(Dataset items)

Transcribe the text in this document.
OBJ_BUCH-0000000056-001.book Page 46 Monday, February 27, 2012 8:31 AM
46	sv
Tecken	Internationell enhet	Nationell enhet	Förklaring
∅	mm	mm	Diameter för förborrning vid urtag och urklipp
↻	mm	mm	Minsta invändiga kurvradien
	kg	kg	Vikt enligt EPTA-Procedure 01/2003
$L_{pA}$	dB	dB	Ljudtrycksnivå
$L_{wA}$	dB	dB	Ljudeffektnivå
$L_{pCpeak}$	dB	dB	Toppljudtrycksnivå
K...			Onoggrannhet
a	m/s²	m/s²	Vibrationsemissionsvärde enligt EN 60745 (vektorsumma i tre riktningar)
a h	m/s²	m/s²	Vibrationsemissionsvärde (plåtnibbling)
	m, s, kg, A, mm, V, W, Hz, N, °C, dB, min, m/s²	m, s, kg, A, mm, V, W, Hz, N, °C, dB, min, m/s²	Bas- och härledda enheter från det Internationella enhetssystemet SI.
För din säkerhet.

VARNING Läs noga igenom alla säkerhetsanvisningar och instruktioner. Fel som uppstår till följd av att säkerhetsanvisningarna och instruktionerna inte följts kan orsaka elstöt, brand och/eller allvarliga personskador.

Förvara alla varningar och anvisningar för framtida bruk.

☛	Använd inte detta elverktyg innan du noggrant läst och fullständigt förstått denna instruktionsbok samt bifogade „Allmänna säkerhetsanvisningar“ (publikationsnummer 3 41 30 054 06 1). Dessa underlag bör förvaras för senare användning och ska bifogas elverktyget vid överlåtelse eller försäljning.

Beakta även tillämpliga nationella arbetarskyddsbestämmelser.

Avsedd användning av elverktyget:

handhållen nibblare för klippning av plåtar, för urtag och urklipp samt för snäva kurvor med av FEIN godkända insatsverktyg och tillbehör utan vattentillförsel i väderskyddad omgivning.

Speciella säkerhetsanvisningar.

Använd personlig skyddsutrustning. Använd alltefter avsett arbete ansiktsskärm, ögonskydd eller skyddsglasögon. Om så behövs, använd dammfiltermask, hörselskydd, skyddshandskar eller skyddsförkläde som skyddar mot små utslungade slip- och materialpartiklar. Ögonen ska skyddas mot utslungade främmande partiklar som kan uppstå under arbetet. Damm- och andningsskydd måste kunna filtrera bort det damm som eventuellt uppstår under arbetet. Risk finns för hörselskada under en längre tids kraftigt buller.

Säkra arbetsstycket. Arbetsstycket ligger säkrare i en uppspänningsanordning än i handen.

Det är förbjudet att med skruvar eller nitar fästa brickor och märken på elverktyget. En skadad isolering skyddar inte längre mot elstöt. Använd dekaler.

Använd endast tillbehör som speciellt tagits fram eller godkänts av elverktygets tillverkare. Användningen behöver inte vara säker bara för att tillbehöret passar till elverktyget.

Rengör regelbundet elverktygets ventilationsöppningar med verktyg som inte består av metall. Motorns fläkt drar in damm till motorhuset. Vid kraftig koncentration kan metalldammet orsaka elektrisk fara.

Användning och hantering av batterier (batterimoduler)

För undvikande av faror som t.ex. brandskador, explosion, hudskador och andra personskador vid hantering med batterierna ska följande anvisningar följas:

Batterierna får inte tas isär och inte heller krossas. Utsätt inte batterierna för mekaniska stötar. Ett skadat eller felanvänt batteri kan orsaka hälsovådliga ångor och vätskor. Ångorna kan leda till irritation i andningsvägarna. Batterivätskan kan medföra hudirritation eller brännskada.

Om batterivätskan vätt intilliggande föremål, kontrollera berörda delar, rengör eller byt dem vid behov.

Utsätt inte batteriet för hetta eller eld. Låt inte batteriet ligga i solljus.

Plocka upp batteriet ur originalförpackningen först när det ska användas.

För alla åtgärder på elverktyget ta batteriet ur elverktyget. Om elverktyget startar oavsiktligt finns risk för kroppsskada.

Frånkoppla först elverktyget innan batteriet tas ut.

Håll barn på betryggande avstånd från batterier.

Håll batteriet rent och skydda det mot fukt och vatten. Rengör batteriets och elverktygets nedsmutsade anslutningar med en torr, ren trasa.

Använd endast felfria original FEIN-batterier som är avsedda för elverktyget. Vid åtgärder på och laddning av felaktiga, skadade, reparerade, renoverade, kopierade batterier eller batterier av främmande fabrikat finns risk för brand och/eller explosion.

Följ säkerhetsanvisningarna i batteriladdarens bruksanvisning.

* _ASSIGNMENT_: All lines of the records above with the word "innan" in them are to be copied.

* _WRITTEN SOLUTION_:
☛	Använd inte detta elverktyg innan du noggrant läst och fullständigt förstått denna instruktionsbok samt bifogade „Allmänna säkerhetsanvisningar“ (publikationsnummer 3 41 30 054 06 1). Dessa underlag bör förvaras för senare användning och ska bifogas elverktyget vid överlåtelse eller försäljning.
Frånkoppla först elverktyget innan batteriet tas ut.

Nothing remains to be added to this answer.